#### Requirements
Reproduce all records exactly.

>> begin Given data

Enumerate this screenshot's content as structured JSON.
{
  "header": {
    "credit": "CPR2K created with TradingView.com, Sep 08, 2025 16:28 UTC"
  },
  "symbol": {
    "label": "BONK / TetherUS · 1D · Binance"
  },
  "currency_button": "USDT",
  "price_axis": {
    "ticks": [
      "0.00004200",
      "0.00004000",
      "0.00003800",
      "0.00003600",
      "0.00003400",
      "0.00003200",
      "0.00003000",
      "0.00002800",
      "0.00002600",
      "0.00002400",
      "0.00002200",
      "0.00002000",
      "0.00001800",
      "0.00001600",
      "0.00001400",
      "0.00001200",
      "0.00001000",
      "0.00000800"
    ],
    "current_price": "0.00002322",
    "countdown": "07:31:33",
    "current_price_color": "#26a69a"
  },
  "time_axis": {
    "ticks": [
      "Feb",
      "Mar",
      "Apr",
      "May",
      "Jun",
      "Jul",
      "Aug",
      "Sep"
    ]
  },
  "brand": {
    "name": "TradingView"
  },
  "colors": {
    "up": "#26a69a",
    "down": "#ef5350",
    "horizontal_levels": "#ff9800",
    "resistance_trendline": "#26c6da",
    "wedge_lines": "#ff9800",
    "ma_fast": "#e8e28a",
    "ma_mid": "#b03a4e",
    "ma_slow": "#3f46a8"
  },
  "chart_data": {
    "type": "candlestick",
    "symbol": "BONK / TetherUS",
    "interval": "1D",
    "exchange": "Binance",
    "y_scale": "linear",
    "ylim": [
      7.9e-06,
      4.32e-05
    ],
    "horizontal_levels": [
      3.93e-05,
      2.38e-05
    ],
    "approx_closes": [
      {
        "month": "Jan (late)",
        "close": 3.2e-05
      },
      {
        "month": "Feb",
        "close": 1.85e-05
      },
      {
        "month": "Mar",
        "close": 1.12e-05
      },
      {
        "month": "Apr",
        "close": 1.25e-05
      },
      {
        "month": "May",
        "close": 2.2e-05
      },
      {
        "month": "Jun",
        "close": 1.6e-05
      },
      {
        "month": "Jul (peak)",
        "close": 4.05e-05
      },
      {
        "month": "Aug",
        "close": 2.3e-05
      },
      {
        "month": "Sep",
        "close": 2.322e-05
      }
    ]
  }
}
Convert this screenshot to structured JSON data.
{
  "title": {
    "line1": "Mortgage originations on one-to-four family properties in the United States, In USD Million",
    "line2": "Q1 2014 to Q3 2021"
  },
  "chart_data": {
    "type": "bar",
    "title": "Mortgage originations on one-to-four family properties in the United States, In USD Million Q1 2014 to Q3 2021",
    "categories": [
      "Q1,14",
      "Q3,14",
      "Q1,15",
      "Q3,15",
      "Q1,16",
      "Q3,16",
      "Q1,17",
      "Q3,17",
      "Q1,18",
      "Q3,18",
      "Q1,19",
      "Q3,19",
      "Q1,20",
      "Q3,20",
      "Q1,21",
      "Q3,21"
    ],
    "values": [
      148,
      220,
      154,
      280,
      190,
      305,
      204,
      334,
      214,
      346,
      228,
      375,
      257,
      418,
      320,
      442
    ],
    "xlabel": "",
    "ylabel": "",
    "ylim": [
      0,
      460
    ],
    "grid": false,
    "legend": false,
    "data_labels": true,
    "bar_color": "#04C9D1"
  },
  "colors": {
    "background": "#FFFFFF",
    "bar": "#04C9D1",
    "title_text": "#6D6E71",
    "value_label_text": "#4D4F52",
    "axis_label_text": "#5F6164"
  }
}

>> end Given data

#### Result of this exercise
Enumerate this screenshot's content as structured JSON.
{
  "header": {
    "credit": "CPR2K created with TradingView.com, Sep 08, 2025 16:28 UTC"
  },
  "symbol": {
    "label": "BONK / TetherUS · 1D · Binance"
  },
  "currency_button": "USDT",
  "price_axis": {
    "ticks": [
      "0.00004200",
      "0.00004000",
      "0.00003800",
      "0.00003600",
      "0.00003400",
      "0.00003200",
      "0.00003000",
      "0.00002800",
      "0.00002600",
      "0.00002400",
      "0.00002200",
      "0.00002000",
      "0.00001800",
      "0.00001600",
      "0.00001400",
      "0.00001200",
      "0.00001000",
      "0.00000800"
    ],
    "current_price": "0.00002322",
    "countdown": "07:31:33",
    "current_price_color": "#26a69a"
  },
  "time_axis": {
    "ticks": [
      "Feb",
      "Mar",
      "Apr",
      "May",
      "Jun",
      "Jul",
      "Aug",
      "Sep"
    ]
  },
  "brand": {
    "name": "TradingView"
  },
  "colors": {
    "up": "#26a69a",
    "down": "#ef5350",
    "horizontal_levels": "#ff9800",
    "resistance_trendline": "#26c6da",
    "wedge_lines": "#ff9800",
    "ma_fast": "#e8e28a",
    "ma_mid": "#b03a4e",
    "ma_slow": "#3f46a8"
  },
  "chart_data": {
    "type": "candlestick",
    "symbol": "BONK / TetherUS",
    "interval": "1D",
    "exchange": "Binance",
    "y_scale": "linear",
    "ylim": [
      7.9e-06,
      4.32e-05
    ],
    "horizontal_levels": [
      3.93e-05,
      2.38e-05
    ],
    "approx_closes": [
      {
        "month": "Jan (late)",
        "close": 3.2e-05
      },
      {
        "month": "Feb",
        "close": 1.85e-05
      },
      {
        "month": "Mar",
        "close": 1.12e-05
      },
      {
        "month": "Apr",
        "close": 1.25e-05
      },
      {
        "month": "May",
        "close": 2.2e-05
      },
      {
        "month": "Jun",
        "close": 1.6e-05
      },
      {
        "month": "Jul (peak)",
        "close": 4.05e-05
      },
      {
        "month": "Aug",
        "close": 2.3e-05
      },
      {
        "month": "Sep",
        "close": 2.322e-05
      }
    ]
  }
}
Convert this screenshot to structured JSON data.
{
  "title": {
    "line1": "Mortgage originations on one-to-four family properties in the United States, In USD Million",
    "line2": "Q1 2014 to Q3 2021"
  },
  "chart_data": {
    "type": "bar",
    "title": "Mortgage originations on one-to-four family properties in the United States, In USD Million Q1 2014 to Q3 2021",
    "categories": [
      "Q1,14",
      "Q3,14",
      "Q1,15",
      "Q3,15",
      "Q1,16",
      "Q3,16",
      "Q1,17",
      "Q3,17",
      "Q1,18",
      "Q3,18",
      "Q1,19",
      "Q3,19",
      "Q1,20",
      "Q3,20",
      "Q1,21",
      "Q3,21"
    ],
    "values": [
      148,
      220,
      154,
      280,
      190,
      305,
      204,
      334,
      214,
      346,
      228,
      375,
      257,
      418,
      320,
      442
    ],
    "xlabel": "",
    "ylabel": "",
    "ylim": [
      0,
      460
    ],
    "grid": false,
    "legend": false,
    "data_labels": true,
    "bar_color": "#04C9D1"
  },
  "colors": {
    "background": "#FFFFFF",
    "bar": "#04C9D1",
    "title_text": "#6D6E71",
    "value_label_text": "#4D4F52",
    "axis_label_text": "#5F6164"
  }
}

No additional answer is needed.